--- start of PROVIDED INFORMATION ---

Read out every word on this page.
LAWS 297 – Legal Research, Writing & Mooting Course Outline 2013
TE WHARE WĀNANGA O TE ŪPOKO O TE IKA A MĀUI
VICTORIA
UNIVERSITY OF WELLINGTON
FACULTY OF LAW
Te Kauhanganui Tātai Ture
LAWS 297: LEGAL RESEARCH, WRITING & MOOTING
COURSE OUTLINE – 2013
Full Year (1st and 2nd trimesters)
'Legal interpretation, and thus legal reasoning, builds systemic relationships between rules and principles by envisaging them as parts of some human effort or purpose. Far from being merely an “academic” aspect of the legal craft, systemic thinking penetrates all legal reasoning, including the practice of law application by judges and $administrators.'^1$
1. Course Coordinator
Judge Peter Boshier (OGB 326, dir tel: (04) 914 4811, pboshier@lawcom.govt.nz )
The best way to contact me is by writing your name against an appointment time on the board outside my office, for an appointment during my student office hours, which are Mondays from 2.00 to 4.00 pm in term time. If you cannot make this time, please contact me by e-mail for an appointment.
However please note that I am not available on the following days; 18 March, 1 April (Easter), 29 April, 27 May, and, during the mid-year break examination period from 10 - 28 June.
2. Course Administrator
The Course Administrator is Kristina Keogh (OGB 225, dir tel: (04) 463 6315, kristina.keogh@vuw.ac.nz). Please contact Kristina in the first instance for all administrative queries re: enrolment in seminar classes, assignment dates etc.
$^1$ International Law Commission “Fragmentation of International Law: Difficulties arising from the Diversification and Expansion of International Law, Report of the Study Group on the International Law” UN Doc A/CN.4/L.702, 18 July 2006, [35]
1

--- end of PROVIDED INFORMATION ---

_DIRECTIVE:_ Check every line of the material for the string "this" and give the number of lines that have it, without anything else.

_EXPECTED ANSWER:_ 2